» **Exercise**: From the listing below, pull each line that includes "JSON".

# Dataset extract start

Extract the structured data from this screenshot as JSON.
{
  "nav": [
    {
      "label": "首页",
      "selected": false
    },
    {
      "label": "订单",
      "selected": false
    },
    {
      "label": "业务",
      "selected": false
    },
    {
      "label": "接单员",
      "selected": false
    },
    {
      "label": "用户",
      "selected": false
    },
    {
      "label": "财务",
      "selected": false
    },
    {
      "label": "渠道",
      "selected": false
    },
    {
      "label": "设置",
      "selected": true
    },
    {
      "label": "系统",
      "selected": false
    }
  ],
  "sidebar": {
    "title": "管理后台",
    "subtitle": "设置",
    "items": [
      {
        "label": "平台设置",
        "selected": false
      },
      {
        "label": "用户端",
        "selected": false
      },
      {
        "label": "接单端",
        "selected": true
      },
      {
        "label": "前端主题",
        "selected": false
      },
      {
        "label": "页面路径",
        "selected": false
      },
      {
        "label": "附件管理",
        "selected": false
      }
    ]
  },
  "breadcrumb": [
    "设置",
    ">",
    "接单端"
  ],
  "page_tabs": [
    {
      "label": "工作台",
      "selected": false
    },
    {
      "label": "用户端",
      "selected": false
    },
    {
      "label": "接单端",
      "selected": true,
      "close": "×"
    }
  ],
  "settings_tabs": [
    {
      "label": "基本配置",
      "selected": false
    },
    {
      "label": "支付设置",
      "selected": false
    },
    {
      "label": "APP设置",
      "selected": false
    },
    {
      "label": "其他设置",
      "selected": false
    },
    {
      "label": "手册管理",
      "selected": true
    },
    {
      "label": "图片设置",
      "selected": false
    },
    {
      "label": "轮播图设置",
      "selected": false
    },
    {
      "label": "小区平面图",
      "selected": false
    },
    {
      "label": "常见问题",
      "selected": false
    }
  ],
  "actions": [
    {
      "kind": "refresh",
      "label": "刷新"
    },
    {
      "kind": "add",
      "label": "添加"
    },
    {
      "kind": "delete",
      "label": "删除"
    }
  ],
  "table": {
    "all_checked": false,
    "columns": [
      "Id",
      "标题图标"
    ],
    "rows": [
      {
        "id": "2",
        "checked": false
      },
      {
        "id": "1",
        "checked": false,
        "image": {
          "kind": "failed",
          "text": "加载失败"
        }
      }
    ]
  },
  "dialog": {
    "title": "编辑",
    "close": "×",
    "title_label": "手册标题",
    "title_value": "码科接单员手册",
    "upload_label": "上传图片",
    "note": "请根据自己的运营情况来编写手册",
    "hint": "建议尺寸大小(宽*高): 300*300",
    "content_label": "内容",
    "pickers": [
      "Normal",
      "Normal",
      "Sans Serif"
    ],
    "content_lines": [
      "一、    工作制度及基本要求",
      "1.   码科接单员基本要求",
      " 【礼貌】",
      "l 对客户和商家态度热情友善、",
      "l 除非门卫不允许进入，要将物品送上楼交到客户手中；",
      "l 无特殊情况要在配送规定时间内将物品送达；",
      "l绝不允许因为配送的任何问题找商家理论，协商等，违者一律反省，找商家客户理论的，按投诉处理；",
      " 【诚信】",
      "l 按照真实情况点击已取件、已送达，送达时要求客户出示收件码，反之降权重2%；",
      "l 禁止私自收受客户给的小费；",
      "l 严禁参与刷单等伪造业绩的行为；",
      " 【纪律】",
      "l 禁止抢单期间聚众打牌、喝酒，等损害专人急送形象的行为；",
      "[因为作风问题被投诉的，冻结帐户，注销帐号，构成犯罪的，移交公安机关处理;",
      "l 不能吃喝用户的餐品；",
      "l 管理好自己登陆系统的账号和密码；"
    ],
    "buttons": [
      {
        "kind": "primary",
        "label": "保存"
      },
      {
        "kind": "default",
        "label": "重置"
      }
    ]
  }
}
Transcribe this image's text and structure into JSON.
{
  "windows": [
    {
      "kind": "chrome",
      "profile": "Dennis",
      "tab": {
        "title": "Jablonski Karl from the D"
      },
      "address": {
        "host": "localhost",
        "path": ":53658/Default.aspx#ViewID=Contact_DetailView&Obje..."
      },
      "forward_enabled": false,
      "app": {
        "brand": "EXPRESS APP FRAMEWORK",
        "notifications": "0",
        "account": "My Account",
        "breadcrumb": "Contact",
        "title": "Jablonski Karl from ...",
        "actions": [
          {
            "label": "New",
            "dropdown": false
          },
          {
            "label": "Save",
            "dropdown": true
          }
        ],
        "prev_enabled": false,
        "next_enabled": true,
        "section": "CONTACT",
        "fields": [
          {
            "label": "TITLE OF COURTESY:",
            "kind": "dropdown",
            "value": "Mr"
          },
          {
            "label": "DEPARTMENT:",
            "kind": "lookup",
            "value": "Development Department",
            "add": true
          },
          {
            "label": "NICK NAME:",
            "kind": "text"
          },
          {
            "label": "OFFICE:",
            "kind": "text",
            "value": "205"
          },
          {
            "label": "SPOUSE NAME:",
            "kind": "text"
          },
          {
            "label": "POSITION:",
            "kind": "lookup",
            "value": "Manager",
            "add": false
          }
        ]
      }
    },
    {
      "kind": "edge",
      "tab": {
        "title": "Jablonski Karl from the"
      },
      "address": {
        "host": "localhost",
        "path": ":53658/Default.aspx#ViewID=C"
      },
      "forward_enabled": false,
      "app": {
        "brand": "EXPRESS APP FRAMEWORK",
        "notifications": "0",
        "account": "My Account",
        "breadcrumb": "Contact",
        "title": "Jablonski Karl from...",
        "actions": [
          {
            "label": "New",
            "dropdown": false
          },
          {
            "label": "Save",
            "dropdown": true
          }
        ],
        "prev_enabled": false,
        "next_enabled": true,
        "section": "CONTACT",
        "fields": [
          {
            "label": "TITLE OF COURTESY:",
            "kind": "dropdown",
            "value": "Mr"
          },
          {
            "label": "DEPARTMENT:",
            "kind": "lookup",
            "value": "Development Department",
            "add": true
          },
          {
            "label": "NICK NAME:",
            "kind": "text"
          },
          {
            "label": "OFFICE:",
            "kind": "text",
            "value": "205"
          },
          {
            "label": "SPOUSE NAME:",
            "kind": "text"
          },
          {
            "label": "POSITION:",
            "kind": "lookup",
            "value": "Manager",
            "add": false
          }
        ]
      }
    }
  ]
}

# Dataset extract end

» **Full response**:
Extract the structured data from this screenshot as JSON.
Transcribe this image's text and structure into JSON.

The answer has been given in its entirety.